◆ **PROBLEM DESCRIPTION**
For each line below that includes the word "Output", make a copy.

◆ **Entries taken from a collection**

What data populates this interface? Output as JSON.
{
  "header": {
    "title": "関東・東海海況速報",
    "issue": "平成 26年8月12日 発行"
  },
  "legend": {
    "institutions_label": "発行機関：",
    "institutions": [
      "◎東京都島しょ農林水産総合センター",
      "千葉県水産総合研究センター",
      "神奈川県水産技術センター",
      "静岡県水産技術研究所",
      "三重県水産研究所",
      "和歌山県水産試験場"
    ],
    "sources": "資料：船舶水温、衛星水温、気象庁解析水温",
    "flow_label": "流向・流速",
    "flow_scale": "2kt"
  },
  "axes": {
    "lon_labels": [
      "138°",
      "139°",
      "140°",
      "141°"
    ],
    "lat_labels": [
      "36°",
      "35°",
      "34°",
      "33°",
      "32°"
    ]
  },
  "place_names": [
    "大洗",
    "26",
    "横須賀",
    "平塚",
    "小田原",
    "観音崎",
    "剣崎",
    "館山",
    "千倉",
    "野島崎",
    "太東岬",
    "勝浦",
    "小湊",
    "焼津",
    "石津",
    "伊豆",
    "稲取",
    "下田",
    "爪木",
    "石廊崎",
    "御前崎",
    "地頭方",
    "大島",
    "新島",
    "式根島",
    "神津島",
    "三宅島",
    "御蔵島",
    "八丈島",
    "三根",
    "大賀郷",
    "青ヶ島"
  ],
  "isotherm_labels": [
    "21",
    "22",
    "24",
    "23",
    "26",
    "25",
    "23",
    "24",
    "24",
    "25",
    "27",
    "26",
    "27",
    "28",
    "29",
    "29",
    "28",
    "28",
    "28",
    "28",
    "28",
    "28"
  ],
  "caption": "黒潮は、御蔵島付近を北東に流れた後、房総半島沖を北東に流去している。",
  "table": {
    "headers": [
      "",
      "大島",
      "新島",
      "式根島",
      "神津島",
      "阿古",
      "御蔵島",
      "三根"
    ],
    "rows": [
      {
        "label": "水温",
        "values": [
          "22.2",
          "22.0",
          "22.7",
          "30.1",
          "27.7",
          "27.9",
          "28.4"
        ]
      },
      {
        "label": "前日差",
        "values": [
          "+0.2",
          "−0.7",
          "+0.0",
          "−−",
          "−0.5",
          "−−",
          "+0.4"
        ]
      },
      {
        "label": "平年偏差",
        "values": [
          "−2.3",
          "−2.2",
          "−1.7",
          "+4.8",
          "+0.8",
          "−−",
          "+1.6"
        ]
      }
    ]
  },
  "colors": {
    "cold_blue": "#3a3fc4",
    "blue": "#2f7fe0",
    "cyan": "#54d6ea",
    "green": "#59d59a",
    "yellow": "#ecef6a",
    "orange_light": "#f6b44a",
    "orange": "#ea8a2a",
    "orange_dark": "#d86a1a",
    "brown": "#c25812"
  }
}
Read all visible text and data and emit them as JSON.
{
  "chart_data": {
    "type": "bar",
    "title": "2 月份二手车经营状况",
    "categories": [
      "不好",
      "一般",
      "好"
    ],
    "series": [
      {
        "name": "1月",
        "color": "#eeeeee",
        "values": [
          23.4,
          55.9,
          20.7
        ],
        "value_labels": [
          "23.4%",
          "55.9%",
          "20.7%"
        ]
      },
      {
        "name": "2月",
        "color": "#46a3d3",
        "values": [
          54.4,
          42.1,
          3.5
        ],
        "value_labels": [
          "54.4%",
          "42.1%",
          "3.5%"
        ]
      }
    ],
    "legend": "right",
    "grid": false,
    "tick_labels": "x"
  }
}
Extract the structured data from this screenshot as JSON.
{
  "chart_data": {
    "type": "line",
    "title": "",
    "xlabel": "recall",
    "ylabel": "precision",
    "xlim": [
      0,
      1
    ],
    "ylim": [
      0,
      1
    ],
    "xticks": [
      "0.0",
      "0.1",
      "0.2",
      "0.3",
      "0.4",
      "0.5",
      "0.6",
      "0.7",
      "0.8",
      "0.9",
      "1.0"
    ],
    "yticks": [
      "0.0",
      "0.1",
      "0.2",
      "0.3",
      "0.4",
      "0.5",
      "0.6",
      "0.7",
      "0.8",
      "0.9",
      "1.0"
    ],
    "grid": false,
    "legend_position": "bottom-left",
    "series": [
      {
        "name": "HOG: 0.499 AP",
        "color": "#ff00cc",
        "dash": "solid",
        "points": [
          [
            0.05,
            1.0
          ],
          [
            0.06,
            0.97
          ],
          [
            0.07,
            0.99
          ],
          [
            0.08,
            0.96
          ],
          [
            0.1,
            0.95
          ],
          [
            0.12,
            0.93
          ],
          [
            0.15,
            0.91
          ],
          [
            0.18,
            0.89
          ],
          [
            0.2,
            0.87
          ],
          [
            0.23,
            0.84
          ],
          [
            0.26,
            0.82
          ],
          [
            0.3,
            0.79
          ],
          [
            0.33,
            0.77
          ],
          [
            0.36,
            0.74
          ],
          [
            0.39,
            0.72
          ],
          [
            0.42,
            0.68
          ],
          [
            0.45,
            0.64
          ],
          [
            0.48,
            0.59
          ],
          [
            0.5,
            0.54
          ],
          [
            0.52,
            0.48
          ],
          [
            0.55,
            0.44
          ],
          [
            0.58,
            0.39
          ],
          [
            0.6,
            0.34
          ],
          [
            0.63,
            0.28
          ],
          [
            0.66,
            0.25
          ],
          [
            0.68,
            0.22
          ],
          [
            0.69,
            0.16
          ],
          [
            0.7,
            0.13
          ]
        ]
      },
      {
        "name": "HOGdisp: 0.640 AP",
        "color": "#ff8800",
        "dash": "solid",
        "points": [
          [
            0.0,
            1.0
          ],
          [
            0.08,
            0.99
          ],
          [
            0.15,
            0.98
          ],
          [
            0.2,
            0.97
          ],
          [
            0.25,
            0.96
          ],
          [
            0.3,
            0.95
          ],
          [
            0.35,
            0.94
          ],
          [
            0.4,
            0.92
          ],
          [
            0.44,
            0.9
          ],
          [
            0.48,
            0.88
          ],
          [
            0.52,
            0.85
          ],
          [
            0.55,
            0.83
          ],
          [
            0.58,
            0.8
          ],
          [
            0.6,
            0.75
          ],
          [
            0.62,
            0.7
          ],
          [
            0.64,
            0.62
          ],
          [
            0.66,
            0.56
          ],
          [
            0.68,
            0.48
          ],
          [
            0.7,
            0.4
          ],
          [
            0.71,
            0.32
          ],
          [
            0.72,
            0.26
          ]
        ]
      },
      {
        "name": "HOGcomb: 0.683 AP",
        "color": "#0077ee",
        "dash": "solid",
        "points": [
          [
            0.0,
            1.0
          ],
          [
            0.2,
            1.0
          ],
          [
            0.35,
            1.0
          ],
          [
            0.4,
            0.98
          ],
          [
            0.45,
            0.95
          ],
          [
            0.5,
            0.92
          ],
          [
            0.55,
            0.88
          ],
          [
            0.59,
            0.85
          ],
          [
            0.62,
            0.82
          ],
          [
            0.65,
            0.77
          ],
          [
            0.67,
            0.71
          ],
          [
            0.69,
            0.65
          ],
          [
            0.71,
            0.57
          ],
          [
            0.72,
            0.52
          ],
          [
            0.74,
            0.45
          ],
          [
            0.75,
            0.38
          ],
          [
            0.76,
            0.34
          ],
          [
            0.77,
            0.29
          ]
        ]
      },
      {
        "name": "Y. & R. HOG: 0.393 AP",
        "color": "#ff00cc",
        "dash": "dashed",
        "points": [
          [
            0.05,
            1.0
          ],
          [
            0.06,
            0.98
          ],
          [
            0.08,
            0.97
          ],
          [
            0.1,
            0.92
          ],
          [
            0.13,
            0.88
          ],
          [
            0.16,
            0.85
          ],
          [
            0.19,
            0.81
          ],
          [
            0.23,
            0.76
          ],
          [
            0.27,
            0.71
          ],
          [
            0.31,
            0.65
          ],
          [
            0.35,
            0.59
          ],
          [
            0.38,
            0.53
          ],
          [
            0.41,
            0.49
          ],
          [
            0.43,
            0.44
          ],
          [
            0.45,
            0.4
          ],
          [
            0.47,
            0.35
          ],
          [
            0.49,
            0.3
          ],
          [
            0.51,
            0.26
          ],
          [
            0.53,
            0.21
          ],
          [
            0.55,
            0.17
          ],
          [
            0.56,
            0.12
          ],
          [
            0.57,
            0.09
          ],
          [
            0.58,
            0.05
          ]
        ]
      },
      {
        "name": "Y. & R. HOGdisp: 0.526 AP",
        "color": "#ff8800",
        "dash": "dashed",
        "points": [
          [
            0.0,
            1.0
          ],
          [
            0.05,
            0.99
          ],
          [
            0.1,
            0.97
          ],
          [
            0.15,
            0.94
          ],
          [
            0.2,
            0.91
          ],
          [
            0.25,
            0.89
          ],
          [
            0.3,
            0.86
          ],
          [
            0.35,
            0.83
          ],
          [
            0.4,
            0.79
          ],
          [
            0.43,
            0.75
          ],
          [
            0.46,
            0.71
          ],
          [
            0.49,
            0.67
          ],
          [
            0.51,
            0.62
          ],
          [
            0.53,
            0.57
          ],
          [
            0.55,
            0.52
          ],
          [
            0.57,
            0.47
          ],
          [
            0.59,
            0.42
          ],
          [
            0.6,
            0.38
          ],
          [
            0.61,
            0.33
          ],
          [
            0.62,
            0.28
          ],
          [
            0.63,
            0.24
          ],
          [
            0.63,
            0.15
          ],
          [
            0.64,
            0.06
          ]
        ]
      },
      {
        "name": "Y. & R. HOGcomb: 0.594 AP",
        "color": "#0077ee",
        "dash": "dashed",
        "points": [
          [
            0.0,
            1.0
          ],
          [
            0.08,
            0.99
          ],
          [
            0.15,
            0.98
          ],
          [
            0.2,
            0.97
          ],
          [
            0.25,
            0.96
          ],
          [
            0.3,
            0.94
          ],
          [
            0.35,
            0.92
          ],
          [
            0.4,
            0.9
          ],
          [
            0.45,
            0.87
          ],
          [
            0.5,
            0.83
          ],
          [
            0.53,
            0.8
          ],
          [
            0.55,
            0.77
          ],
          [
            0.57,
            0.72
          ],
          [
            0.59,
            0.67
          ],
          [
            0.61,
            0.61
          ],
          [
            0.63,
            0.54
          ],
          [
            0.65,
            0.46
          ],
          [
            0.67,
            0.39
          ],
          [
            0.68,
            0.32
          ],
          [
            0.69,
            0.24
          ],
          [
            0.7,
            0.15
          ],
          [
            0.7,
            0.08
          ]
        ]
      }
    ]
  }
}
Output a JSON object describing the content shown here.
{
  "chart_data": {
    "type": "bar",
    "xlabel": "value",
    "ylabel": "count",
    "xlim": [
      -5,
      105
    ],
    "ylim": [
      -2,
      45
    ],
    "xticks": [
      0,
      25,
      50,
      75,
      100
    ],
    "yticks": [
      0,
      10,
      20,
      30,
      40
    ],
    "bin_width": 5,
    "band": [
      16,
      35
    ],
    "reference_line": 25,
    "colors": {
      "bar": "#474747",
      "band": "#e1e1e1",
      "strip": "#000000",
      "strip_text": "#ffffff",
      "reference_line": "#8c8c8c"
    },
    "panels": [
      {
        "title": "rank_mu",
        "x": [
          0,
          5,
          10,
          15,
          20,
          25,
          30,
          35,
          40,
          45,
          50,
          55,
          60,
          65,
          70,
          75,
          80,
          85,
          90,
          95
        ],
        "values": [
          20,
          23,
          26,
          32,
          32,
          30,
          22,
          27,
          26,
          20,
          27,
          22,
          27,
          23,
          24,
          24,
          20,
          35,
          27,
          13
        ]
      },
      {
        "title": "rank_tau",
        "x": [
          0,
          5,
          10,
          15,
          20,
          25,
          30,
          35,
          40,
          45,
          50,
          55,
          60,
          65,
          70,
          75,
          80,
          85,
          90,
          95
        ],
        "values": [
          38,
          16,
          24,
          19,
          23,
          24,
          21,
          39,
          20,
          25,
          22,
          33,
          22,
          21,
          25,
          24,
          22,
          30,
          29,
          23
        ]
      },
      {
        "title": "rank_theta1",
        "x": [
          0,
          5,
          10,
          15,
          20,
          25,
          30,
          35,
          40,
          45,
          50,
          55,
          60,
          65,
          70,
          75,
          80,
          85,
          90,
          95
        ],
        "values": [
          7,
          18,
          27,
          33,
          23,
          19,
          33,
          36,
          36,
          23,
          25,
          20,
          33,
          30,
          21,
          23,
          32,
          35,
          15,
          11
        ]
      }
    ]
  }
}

◆ **EXPECTED ANSWER**
What data populates this interface? Output as JSON.
Output a JSON object describing the content shown here.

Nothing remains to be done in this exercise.